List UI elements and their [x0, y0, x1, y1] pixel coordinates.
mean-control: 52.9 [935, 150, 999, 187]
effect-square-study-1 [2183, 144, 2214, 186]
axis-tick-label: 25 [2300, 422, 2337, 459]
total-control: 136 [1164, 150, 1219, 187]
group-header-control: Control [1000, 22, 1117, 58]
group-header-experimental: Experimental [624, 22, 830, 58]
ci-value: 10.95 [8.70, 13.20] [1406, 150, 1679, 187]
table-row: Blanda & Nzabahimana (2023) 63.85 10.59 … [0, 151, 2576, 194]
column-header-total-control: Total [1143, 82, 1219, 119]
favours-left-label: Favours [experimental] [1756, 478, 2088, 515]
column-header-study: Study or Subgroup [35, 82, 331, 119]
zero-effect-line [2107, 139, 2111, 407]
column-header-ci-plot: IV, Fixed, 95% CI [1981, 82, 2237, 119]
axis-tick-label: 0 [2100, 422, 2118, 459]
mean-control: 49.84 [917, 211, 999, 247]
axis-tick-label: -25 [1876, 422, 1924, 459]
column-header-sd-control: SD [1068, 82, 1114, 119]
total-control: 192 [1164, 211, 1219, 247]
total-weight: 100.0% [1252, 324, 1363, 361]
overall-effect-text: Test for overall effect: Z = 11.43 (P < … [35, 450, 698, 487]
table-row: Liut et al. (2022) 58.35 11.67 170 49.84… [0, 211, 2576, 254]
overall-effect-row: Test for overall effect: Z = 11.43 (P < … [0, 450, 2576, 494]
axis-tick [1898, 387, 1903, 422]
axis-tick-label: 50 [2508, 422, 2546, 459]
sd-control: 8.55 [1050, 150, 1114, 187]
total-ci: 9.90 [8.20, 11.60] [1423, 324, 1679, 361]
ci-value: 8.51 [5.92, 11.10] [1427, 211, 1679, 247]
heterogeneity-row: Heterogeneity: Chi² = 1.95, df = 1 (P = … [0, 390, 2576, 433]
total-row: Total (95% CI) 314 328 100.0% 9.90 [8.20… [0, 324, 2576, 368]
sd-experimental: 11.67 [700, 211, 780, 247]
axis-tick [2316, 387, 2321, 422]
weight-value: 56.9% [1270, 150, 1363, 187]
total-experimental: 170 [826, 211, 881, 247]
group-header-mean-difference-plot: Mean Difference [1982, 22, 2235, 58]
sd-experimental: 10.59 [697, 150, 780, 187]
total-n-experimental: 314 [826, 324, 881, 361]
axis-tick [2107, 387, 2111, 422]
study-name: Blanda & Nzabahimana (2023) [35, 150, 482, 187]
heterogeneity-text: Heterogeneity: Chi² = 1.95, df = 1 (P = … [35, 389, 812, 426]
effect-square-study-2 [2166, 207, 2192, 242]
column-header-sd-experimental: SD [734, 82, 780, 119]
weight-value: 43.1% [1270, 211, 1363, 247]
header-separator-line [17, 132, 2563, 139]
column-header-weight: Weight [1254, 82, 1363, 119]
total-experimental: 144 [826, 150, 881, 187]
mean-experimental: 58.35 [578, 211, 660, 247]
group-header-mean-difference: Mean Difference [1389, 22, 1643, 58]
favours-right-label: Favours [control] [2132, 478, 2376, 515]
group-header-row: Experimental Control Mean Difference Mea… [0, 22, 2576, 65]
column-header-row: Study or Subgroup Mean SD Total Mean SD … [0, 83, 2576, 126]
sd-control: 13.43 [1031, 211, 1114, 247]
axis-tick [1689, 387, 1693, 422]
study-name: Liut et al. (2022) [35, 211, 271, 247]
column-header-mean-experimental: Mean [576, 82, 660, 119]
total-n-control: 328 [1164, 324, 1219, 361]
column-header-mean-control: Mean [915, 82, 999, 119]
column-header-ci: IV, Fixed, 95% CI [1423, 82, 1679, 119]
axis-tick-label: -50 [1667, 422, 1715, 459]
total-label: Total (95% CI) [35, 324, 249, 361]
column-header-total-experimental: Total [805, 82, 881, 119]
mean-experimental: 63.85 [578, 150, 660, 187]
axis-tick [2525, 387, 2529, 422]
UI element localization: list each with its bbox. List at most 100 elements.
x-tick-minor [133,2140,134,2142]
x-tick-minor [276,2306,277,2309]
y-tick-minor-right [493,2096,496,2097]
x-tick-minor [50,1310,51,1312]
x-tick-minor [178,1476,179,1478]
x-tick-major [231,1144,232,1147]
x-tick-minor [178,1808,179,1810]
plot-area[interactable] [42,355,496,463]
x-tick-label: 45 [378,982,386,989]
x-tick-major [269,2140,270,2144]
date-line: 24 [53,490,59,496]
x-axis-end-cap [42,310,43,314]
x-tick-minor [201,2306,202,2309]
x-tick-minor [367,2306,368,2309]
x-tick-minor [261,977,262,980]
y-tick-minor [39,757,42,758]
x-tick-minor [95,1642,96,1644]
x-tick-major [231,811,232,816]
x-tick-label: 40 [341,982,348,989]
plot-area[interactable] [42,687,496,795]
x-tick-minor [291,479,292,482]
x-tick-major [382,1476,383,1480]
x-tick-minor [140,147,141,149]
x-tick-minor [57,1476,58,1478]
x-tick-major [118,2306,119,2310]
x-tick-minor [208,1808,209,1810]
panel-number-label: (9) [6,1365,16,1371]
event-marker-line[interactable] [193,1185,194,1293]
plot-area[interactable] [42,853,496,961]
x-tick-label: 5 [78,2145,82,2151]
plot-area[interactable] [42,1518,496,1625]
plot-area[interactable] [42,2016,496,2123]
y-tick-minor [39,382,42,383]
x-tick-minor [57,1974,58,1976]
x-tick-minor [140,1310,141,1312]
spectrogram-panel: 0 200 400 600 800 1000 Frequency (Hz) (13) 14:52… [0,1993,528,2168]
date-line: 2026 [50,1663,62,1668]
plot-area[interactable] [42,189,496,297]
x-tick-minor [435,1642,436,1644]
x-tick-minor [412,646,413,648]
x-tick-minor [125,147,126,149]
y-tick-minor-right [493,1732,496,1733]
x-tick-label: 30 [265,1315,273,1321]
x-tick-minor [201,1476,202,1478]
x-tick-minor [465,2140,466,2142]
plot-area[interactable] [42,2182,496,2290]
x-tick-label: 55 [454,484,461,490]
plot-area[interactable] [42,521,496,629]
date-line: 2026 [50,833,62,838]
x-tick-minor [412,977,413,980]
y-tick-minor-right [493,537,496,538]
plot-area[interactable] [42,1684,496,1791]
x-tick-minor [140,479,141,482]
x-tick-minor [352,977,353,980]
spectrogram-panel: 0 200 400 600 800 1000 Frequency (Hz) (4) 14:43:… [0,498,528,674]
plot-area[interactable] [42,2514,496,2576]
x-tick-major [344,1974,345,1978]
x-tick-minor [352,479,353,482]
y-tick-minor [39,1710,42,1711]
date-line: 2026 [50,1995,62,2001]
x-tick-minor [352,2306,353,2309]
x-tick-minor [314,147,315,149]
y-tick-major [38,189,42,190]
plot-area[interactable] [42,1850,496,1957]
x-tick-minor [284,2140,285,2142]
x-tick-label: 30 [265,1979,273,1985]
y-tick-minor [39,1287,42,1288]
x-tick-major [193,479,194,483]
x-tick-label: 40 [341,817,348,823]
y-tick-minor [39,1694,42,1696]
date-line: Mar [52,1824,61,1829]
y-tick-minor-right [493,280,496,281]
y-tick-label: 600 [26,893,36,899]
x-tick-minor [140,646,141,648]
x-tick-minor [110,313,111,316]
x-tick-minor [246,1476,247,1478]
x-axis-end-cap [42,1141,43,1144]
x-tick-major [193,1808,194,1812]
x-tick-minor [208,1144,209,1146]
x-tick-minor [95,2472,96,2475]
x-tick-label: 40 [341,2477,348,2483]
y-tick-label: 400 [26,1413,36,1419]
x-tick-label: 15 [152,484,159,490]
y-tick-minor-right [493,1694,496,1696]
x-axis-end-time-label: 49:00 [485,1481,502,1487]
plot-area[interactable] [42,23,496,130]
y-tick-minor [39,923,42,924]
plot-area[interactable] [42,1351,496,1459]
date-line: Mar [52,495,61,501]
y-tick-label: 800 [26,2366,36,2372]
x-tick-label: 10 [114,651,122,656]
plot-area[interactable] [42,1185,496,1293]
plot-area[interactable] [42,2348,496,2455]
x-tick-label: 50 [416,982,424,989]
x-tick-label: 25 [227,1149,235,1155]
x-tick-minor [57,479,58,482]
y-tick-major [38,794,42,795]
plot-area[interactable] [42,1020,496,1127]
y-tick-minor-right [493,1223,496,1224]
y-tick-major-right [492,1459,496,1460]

▸ SET TASK
Rename "group-header" to "column-group-header" in the stretch from the start of the entries through the line containing "group-header-experimental: Experimental [624, 22, 830, 58]", and give those lines again with nothing else changed.

▸ EXERCISE RESPONSE
List UI elements and their [x0, y0, x1, y1] pixel coordinates.
mean-control: 52.9 [935, 150, 999, 187]
effect-square-study-1 [2183, 144, 2214, 186]
axis-tick-label: 25 [2300, 422, 2337, 459]
total-control: 136 [1164, 150, 1219, 187]
column-group-header-control: Control [1000, 22, 1117, 58]
column-group-header-experimental: Experimental [624, 22, 830, 58]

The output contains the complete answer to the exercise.